Count how many lines mention the word "Average". Write that number alone.

◆ **DATA EXTRACT**
================================

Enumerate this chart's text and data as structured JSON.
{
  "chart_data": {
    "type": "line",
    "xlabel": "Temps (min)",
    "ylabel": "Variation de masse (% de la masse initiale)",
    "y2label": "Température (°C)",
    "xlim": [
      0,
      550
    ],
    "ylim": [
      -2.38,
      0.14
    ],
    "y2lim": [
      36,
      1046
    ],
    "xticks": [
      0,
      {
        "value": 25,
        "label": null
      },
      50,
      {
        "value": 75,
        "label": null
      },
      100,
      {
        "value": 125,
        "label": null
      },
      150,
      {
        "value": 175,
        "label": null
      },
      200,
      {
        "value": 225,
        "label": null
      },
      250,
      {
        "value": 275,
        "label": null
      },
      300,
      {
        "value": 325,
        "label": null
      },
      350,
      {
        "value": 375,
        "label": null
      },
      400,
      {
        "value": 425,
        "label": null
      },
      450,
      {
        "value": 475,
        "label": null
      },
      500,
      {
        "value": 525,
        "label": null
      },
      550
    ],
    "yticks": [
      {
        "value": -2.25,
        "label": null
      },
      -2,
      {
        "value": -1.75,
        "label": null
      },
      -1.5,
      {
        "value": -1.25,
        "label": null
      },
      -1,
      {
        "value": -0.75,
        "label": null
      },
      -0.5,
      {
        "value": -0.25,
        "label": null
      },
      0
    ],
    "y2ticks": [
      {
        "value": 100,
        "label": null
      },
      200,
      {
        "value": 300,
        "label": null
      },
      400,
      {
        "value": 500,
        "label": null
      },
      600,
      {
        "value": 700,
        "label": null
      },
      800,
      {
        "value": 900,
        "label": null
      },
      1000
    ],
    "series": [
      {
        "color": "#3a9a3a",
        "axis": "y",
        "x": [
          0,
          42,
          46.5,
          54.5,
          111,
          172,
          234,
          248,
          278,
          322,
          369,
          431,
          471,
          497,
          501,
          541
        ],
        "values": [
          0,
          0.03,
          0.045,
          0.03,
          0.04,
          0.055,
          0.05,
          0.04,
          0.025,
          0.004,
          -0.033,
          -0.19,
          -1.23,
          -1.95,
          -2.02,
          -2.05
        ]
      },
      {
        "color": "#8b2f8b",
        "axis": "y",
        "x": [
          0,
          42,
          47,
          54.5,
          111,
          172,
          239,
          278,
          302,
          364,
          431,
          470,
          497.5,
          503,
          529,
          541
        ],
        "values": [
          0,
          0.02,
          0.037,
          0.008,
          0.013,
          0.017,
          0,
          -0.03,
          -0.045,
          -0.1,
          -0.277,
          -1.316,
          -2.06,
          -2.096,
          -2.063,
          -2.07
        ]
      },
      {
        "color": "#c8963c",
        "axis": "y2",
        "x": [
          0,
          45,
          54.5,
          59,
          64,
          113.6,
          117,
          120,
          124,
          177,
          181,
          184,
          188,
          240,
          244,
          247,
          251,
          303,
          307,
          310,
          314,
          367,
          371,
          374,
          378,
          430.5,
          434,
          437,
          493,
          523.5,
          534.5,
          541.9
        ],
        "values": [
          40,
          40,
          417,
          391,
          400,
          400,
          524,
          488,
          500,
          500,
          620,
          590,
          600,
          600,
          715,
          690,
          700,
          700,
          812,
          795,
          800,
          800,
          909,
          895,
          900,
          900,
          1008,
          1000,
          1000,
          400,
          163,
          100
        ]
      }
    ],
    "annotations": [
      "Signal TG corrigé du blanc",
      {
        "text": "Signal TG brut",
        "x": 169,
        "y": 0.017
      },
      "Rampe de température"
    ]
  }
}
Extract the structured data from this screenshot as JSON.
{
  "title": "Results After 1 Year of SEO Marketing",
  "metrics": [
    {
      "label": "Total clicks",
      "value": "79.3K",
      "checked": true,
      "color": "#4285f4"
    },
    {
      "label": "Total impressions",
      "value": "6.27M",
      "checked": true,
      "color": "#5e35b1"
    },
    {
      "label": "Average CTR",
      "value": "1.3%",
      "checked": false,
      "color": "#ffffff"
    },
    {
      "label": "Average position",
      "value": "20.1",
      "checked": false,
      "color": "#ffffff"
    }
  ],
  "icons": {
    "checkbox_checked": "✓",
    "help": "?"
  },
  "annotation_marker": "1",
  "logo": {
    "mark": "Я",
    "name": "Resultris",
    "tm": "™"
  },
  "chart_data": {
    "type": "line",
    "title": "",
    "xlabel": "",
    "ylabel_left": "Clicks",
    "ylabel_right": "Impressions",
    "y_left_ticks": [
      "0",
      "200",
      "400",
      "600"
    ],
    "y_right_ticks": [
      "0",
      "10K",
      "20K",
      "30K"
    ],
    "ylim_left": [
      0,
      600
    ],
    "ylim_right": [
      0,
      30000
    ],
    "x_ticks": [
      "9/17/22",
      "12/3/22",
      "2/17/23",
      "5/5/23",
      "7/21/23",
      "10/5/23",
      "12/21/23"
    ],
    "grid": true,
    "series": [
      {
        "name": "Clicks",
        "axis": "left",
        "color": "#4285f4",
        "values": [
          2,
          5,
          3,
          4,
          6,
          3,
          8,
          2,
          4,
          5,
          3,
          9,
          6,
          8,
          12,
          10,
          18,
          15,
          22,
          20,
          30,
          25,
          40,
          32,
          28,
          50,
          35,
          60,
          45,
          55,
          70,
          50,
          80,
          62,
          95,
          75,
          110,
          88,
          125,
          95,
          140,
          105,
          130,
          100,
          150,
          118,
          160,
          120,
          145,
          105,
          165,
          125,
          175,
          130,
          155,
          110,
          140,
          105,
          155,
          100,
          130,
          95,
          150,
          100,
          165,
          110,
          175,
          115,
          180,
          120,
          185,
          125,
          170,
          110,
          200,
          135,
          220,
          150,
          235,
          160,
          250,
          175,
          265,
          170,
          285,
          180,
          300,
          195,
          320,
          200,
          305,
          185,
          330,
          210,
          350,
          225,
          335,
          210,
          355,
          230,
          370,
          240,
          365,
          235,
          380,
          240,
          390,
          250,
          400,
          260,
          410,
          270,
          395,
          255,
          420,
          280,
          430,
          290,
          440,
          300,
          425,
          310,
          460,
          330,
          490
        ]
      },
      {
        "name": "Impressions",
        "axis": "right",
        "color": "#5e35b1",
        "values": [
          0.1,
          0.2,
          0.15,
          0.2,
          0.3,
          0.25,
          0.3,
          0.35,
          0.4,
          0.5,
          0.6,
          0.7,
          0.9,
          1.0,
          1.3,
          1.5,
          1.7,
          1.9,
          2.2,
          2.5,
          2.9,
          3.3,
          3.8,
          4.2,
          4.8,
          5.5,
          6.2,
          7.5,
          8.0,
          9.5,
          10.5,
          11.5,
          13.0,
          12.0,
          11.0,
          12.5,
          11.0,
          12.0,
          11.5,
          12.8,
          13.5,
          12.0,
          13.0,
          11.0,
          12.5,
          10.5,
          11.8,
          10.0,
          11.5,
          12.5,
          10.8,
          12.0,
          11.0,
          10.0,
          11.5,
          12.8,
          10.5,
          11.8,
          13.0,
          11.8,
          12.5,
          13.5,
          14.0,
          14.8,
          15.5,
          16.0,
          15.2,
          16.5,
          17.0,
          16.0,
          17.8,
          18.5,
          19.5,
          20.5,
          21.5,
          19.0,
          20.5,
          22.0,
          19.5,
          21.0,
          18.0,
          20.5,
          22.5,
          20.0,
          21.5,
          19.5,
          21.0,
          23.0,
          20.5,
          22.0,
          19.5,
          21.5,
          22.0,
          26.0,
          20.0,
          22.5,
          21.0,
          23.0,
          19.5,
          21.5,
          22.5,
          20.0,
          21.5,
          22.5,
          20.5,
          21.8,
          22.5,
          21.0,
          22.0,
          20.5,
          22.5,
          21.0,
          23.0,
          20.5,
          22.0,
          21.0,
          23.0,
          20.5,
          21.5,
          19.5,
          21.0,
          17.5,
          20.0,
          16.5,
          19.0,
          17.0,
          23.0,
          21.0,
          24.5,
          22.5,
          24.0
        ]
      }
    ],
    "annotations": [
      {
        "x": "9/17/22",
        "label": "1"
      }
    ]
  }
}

================================

◆ **EXPECTED ANSWER**
2